• **Exercise goal**:
Retype every entry exactly, character for character.

• **Records shown**:
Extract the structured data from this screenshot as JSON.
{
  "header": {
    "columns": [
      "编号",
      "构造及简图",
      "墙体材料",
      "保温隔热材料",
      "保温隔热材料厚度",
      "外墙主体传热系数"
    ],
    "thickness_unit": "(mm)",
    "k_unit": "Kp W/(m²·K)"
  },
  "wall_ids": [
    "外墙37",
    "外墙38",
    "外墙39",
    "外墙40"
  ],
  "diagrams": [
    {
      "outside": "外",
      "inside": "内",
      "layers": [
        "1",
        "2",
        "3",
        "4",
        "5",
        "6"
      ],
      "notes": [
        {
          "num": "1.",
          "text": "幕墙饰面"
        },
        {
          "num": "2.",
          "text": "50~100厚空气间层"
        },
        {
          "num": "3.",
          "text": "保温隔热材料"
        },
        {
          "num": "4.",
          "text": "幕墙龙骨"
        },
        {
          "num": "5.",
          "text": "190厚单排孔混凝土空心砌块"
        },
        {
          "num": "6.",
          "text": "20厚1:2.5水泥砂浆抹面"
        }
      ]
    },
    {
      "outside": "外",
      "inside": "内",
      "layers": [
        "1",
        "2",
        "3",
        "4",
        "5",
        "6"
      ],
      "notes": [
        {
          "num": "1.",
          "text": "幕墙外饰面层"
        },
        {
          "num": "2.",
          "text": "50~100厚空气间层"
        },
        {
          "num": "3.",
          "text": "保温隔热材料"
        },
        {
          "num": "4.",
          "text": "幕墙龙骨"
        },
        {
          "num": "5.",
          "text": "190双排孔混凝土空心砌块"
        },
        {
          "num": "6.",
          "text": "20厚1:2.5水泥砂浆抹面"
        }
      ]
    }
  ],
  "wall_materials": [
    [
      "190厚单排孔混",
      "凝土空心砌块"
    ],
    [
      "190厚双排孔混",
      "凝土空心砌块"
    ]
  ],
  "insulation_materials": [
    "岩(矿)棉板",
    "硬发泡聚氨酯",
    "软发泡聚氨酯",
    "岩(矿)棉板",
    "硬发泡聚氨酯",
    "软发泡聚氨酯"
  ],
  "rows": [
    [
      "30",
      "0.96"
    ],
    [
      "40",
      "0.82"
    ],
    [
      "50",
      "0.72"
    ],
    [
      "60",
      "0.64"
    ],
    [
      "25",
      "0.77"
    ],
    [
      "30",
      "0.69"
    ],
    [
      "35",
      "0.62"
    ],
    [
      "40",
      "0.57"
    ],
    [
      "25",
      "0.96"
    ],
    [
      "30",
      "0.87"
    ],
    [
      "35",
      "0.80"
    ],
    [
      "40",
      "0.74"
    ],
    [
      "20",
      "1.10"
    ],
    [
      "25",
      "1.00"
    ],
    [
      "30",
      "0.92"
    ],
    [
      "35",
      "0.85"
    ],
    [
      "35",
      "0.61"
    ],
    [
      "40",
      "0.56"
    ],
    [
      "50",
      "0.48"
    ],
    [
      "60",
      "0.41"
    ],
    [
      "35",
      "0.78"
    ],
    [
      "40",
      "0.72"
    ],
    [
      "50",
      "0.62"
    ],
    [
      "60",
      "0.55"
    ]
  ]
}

• **Answer to this problem**:
Extract the structured data from this screenshot as JSON.
{
  "header": {
    "columns": [
      "编号",
      "构造及简图",
      "墙体材料",
      "保温隔热材料",
      "保温隔热材料厚度",
      "外墙主体传热系数"
    ],
    "thickness_unit": "(mm)",
    "k_unit": "Kp W/(m²·K)"
  },
  "wall_ids": [
    "外墙37",
    "外墙38",
    "外墙39",
    "外墙40"
  ],
  "diagrams": [
    {
      "outside": "外",
      "inside": "内",
      "layers": [
        "1",
        "2",
        "3",
        "4",
        "5",
        "6"
      ],
      "notes": [
        {
          "num": "1.",
          "text": "幕墙饰面"
        },
        {
          "num": "2.",
          "text": "50~100厚空气间层"
        },
        {
          "num": "3.",
          "text": "保温隔热材料"
        },
        {
          "num": "4.",
          "text": "幕墙龙骨"
        },
        {
          "num": "5.",
          "text": "190厚单排孔混凝土空心砌块"
        },
        {
          "num": "6.",
          "text": "20厚1:2.5水泥砂浆抹面"
        }
      ]
    },
    {
      "outside": "外",
      "inside": "内",
      "layers": [
        "1",
        "2",
        "3",
        "4",
        "5",
        "6"
      ],
      "notes": [
        {
          "num": "1.",
          "text": "幕墙外饰面层"
        },
        {
          "num": "2.",
          "text": "50~100厚空气间层"
        },
        {
          "num": "3.",
          "text": "保温隔热材料"
        },
        {
          "num": "4.",
          "text": "幕墙龙骨"
        },
        {
          "num": "5.",
          "text": "190双排孔混凝土空心砌块"
        },
        {
          "num": "6.",
          "text": "20厚1:2.5水泥砂浆抹面"
        }
      ]
    }
  ],
  "wall_materials": [
    [
      "190厚单排孔混",
      "凝土空心砌块"
    ],
    [
      "190厚双排孔混",
      "凝土空心砌块"
    ]
  ],
  "insulation_materials": [
    "岩(矿)棉板",
    "硬发泡聚氨酯",
    "软发泡聚氨酯",
    "岩(矿)棉板",
    "硬发泡聚氨酯",
    "软发泡聚氨酯"
  ],
  "rows": [
    [
      "30",
      "0.96"
    ],
    [
      "40",
      "0.82"
    ],
    [
      "50",
      "0.72"
    ],
    [
      "60",
      "0.64"
    ],
    [
      "25",
      "0.77"
    ],
    [
      "30",
      "0.69"
    ],
    [
      "35",
      "0.62"
    ],
    [
      "40",
      "0.57"
    ],
    [
      "25",
      "0.96"
    ],
    [
      "30",
      "0.87"
    ],
    [
      "35",
      "0.80"
    ],
    [
      "40",
      "0.74"
    ],
    [
      "20",
      "1.10"
    ],
    [
      "25",
      "1.00"
    ],
    [
      "30",
      "0.92"
    ],
    [
      "35",
      "0.85"
    ],
    [
      "35",
      "0.61"
    ],
    [
      "40",
      "0.56"
    ],
    [
      "50",
      "0.48"
    ],
    [
      "60",
      "0.41"
    ],
    [
      "35",
      "0.78"
    ],
    [
      "40",
      "0.72"
    ],
    [
      "50",
      "0.62"
    ],
    [
      "60",
      "0.55"
    ]
  ]
}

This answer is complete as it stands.